(WHAT THE TASK REQUIRES) Each line containing the word "name" must be collected.

(TASK DATA)
::::::

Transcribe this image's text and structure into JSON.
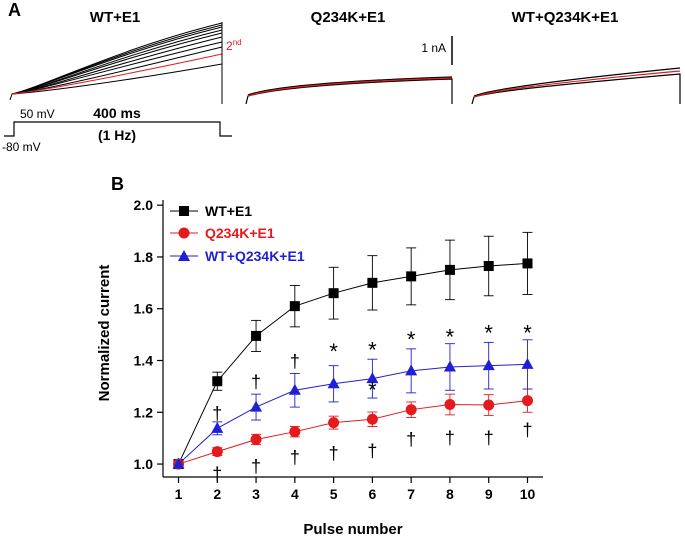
{
  "panel_a": {
    "label": "A",
    "trace_titles": [
      "WT+E1",
      "Q234K+E1",
      "WT+Q234K+E1"
    ],
    "second_pulse_label": "2",
    "second_pulse_sup": "nd",
    "scale_bar_label": "1 nA",
    "protocol": {
      "step_voltage": "50 mV",
      "holding_voltage": "-80 mV",
      "duration": "400 ms",
      "frequency": "(1 Hz)"
    },
    "colors": {
      "trace": "#000000",
      "second_pulse": "#e41a1c"
    }
  },
  "chart_data": {
    "panel_label": "B",
    "type": "line",
    "xlabel": "Pulse number",
    "ylabel": "Normalized current",
    "x": [
      1,
      2,
      3,
      4,
      5,
      6,
      7,
      8,
      9,
      10
    ],
    "xlim": [
      0.6,
      10.4
    ],
    "ylim": [
      0.95,
      2.02
    ],
    "yticks": [
      1.0,
      1.2,
      1.4,
      1.6,
      1.8,
      2.0
    ],
    "ytick_labels": [
      "1.0",
      "1.2",
      "1.4",
      "1.6",
      "1.8",
      "2.0"
    ],
    "xtick_labels": [
      "1",
      "2",
      "3",
      "4",
      "5",
      "6",
      "7",
      "8",
      "9",
      "10"
    ],
    "series": [
      {
        "name": "WT+E1",
        "color": "#000000",
        "marker": "square",
        "values": [
          1.0,
          1.32,
          1.495,
          1.61,
          1.66,
          1.7,
          1.725,
          1.75,
          1.765,
          1.775
        ],
        "errors": [
          0.0,
          0.035,
          0.06,
          0.08,
          0.1,
          0.105,
          0.11,
          0.115,
          0.115,
          0.12
        ]
      },
      {
        "name": "Q234K+E1",
        "color": "#e41a1c",
        "marker": "circle",
        "values": [
          1.0,
          1.048,
          1.095,
          1.125,
          1.16,
          1.173,
          1.21,
          1.23,
          1.228,
          1.245
        ],
        "errors": [
          0.0,
          0.015,
          0.02,
          0.02,
          0.025,
          0.028,
          0.03,
          0.04,
          0.04,
          0.045
        ]
      },
      {
        "name": "WT+Q234K+E1",
        "color": "#1f1fd6",
        "marker": "triangle",
        "values": [
          1.0,
          1.138,
          1.22,
          1.285,
          1.31,
          1.33,
          1.36,
          1.375,
          1.38,
          1.385
        ],
        "errors": [
          0.0,
          0.025,
          0.05,
          0.065,
          0.07,
          0.075,
          0.085,
          0.09,
          0.09,
          0.095
        ]
      }
    ],
    "legend_location": "top-left",
    "annotations": [
      {
        "text": "*",
        "x": 5,
        "y": 1.445
      },
      {
        "text": "*",
        "x": 6,
        "y": 1.45
      },
      {
        "text": "*",
        "x": 7,
        "y": 1.49
      },
      {
        "text": "*",
        "x": 8,
        "y": 1.5
      },
      {
        "text": "*",
        "x": 9,
        "y": 1.515
      },
      {
        "text": "*",
        "x": 10,
        "y": 1.515
      },
      {
        "text": "*",
        "x": 6,
        "y": 1.295
      },
      {
        "text": "†",
        "x": 2,
        "y": 1.2
      },
      {
        "text": "†",
        "x": 3,
        "y": 1.32
      },
      {
        "text": "†",
        "x": 4,
        "y": 1.4
      },
      {
        "text": "†",
        "x": 5,
        "y": 1.045
      },
      {
        "text": "†",
        "x": 6,
        "y": 1.055
      },
      {
        "text": "†",
        "x": 7,
        "y": 1.098
      },
      {
        "text": "†",
        "x": 8,
        "y": 1.105
      },
      {
        "text": "†",
        "x": 9,
        "y": 1.105
      },
      {
        "text": "†",
        "x": 10,
        "y": 1.135
      },
      {
        "text": "†",
        "x": 2,
        "y": 0.965
      },
      {
        "text": "†",
        "x": 3,
        "y": 0.995
      },
      {
        "text": "†",
        "x": 4,
        "y": 1.03
      }
    ]
  }
}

::::::

(CORRECT OUTPUT)
        "name": "WT+E1",
        "name": "Q234K+E1",
        "name": "WT+Q234K+E1",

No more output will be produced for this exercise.